• _Prompt_: Copy, in full, each line of the material that holds the word "xlabel".

====== Supplied material

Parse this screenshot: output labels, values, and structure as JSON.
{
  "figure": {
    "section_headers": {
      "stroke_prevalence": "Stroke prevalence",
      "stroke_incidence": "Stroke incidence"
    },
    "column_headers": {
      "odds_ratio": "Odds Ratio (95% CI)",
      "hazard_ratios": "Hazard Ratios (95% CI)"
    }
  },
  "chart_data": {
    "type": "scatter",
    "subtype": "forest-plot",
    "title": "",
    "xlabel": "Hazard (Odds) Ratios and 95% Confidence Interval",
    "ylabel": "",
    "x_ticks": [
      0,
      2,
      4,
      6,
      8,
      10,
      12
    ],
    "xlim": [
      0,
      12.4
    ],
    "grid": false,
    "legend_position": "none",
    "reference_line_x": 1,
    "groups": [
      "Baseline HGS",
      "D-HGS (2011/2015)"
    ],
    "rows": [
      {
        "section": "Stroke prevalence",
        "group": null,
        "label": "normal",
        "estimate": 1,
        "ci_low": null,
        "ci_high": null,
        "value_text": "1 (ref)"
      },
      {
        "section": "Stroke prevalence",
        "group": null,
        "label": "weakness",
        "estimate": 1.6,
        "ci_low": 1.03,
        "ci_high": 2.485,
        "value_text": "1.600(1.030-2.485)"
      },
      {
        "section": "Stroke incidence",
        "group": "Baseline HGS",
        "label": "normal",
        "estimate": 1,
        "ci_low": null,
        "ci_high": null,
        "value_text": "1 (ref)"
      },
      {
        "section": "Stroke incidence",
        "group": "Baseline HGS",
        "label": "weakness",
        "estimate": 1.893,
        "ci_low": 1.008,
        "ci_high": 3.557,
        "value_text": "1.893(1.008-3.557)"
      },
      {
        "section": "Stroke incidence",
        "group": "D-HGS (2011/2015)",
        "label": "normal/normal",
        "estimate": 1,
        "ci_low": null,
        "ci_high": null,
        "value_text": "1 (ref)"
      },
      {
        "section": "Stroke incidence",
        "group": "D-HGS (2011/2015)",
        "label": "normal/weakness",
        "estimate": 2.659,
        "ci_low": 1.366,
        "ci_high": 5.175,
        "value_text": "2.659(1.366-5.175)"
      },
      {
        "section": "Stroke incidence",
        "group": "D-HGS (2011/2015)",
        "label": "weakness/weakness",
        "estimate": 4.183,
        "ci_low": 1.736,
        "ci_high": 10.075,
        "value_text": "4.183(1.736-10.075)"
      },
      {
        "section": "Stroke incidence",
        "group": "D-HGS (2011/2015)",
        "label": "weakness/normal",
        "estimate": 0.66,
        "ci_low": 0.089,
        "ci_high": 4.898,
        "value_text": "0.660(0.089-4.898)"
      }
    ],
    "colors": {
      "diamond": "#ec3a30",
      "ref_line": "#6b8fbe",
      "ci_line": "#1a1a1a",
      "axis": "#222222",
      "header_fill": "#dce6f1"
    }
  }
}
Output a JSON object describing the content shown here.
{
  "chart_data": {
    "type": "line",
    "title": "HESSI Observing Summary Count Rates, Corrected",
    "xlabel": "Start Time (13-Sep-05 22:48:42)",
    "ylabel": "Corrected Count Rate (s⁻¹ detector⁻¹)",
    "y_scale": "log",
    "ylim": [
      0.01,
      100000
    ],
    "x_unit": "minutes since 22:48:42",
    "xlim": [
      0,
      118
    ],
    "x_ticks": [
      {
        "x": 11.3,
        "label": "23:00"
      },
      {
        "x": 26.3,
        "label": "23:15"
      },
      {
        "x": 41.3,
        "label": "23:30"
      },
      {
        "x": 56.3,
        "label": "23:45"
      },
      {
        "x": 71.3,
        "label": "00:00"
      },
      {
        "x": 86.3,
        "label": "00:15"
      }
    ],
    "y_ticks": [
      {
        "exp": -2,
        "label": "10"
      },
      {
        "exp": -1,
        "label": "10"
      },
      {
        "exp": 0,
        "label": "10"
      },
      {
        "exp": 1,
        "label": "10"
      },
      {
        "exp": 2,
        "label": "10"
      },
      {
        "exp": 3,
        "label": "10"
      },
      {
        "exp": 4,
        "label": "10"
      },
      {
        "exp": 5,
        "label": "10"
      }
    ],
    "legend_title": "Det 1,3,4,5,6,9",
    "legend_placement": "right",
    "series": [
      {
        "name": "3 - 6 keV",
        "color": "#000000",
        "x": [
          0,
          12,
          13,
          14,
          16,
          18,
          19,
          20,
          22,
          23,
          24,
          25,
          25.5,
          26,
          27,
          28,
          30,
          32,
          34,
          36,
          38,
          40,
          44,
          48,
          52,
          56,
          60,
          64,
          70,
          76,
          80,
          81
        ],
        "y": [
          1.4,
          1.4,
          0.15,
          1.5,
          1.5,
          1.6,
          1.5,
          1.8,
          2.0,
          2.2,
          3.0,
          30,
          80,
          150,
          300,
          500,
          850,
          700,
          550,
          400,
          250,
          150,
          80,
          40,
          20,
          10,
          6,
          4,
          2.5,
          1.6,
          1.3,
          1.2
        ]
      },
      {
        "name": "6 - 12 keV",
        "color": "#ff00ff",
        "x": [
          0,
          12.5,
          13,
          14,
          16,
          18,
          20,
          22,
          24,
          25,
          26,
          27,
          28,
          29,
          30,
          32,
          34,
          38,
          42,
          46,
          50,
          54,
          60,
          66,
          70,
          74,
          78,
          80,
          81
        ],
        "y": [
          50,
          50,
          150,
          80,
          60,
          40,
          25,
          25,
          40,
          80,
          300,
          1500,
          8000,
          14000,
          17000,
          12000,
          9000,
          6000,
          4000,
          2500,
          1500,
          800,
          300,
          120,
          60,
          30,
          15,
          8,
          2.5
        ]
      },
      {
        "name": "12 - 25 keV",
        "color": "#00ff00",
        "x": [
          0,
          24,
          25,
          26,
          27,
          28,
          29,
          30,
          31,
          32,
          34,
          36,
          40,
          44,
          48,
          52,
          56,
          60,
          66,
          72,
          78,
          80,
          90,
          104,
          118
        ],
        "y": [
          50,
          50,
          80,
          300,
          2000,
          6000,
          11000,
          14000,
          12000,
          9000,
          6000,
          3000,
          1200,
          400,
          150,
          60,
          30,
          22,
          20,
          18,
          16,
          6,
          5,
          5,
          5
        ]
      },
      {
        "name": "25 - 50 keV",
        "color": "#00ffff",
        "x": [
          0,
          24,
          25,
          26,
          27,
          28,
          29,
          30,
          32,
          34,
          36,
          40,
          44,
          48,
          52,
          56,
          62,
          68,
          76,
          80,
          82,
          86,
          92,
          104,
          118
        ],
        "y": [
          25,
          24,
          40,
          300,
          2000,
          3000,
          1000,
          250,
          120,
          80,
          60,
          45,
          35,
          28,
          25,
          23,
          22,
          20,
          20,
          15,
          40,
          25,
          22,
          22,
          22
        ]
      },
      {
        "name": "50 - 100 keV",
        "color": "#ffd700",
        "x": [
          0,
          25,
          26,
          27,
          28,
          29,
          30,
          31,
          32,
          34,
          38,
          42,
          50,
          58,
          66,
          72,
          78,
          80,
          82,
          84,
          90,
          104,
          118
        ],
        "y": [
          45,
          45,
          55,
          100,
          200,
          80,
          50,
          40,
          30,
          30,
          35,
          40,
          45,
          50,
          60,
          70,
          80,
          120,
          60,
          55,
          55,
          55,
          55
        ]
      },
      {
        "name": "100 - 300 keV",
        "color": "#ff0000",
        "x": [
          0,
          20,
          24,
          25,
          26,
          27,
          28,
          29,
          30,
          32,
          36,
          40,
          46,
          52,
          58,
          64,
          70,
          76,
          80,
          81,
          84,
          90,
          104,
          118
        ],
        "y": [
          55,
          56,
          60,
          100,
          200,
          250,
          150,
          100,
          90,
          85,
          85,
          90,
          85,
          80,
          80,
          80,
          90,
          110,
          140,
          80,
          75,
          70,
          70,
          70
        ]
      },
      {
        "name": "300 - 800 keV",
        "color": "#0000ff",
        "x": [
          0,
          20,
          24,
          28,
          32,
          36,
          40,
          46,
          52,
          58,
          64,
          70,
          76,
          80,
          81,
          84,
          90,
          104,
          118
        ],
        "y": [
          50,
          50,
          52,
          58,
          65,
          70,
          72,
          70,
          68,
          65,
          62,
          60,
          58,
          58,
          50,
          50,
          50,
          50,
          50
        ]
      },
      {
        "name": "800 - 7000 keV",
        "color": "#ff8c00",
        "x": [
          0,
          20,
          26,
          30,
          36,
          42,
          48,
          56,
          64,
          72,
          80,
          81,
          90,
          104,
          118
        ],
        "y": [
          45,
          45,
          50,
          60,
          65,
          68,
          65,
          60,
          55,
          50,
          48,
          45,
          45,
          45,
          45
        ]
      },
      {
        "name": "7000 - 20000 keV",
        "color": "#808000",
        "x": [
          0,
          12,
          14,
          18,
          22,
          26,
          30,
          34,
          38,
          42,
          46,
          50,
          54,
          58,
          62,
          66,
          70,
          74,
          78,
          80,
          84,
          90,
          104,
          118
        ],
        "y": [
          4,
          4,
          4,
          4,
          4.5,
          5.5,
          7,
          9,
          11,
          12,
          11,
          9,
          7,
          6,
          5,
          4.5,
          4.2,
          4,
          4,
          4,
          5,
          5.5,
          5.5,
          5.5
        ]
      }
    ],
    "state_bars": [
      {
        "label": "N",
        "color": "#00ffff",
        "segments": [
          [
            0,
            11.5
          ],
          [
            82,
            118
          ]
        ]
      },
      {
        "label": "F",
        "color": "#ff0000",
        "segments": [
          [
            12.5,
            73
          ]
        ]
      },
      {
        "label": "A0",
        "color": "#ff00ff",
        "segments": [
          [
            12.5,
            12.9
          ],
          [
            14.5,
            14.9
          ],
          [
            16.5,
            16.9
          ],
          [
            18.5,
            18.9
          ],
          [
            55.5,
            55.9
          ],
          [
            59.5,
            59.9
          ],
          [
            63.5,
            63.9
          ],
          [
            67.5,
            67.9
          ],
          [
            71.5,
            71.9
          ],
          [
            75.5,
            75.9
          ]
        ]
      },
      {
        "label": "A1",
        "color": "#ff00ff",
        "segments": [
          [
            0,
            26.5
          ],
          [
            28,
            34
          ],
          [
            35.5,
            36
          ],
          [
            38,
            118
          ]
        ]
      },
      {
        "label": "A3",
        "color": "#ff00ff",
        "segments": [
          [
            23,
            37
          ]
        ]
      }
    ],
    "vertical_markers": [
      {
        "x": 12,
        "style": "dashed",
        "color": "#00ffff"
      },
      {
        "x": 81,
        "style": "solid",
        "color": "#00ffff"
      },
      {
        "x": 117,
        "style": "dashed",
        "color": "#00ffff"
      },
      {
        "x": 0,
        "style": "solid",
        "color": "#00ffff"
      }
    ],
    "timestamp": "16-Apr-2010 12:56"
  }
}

============

• _Reply to the exercise_:
    "xlabel": "Hazard (Odds) Ratios and 95% Confidence Interval",
    "xlabel": "Start Time (13-Sep-05 22:48:42)",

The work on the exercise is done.